PROMPT: Using the data below, repeat all of it precisely.

(Data listing)
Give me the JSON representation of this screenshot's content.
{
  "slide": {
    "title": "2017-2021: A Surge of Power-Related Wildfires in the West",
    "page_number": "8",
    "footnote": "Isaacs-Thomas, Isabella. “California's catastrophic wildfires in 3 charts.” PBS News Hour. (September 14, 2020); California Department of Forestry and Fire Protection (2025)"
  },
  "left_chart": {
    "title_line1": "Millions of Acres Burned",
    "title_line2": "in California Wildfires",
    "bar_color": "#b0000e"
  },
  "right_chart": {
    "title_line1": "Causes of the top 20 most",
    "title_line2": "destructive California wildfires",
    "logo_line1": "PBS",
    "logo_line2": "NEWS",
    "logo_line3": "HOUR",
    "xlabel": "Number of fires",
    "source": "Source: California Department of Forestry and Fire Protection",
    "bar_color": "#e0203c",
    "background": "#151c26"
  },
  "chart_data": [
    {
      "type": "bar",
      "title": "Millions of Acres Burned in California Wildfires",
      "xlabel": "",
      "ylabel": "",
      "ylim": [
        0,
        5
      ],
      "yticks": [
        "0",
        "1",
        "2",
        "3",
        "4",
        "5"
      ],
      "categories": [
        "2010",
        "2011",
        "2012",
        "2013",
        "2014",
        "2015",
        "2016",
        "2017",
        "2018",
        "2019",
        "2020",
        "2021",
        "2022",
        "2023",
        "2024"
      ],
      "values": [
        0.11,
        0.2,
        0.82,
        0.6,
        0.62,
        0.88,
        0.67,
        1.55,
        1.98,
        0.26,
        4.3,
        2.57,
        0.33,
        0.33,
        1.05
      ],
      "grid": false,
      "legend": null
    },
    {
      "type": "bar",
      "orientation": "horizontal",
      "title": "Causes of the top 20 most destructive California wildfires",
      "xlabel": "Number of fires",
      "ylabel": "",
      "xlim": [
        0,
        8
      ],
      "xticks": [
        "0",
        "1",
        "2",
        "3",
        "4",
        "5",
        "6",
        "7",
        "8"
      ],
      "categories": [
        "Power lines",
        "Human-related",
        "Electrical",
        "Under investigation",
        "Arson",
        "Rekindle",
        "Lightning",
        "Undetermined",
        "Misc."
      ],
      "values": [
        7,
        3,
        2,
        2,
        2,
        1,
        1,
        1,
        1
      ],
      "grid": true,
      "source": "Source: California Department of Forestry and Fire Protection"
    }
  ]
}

FINAL RESULT:
Give me the JSON representation of this screenshot's content.
{
  "slide": {
    "title": "2017-2021: A Surge of Power-Related Wildfires in the West",
    "page_number": "8",
    "footnote": "Isaacs-Thomas, Isabella. “California's catastrophic wildfires in 3 charts.” PBS News Hour. (September 14, 2020); California Department of Forestry and Fire Protection (2025)"
  },
  "left_chart": {
    "title_line1": "Millions of Acres Burned",
    "title_line2": "in California Wildfires",
    "bar_color": "#b0000e"
  },
  "right_chart": {
    "title_line1": "Causes of the top 20 most",
    "title_line2": "destructive California wildfires",
    "logo_line1": "PBS",
    "logo_line2": "NEWS",
    "logo_line3": "HOUR",
    "xlabel": "Number of fires",
    "source": "Source: California Department of Forestry and Fire Protection",
    "bar_color": "#e0203c",
    "background": "#151c26"
  },
  "chart_data": [
    {
      "type": "bar",
      "title": "Millions of Acres Burned in California Wildfires",
      "xlabel": "",
      "ylabel": "",
      "ylim": [
        0,
        5
      ],
      "yticks": [
        "0",
        "1",
        "2",
        "3",
        "4",
        "5"
      ],
      "categories": [
        "2010",
        "2011",
        "2012",
        "2013",
        "2014",
        "2015",
        "2016",
        "2017",
        "2018",
        "2019",
        "2020",
        "2021",
        "2022",
        "2023",
        "2024"
      ],
      "values": [
        0.11,
        0.2,
        0.82,
        0.6,
        0.62,
        0.88,
        0.67,
        1.55,
        1.98,
        0.26,
        4.3,
        2.57,
        0.33,
        0.33,
        1.05
      ],
      "grid": false,
      "legend": null
    },
    {
      "type": "bar",
      "orientation": "horizontal",
      "title": "Causes of the top 20 most destructive California wildfires",
      "xlabel": "Number of fires",
      "ylabel": "",
      "xlim": [
        0,
        8
      ],
      "xticks": [
        "0",
        "1",
        "2",
        "3",
        "4",
        "5",
        "6",
        "7",
        "8"
      ],
      "categories": [
        "Power lines",
        "Human-related",
        "Electrical",
        "Under investigation",
        "Arson",
        "Rekindle",
        "Lightning",
        "Undetermined",
        "Misc."
      ],
      "values": [
        7,
        3,
        2,
        2,
        2,
        1,
        1,
        1,
        1
      ],
      "grid": true,
      "source": "Source: California Department of Forestry and Fire Protection"
    }
  ]
}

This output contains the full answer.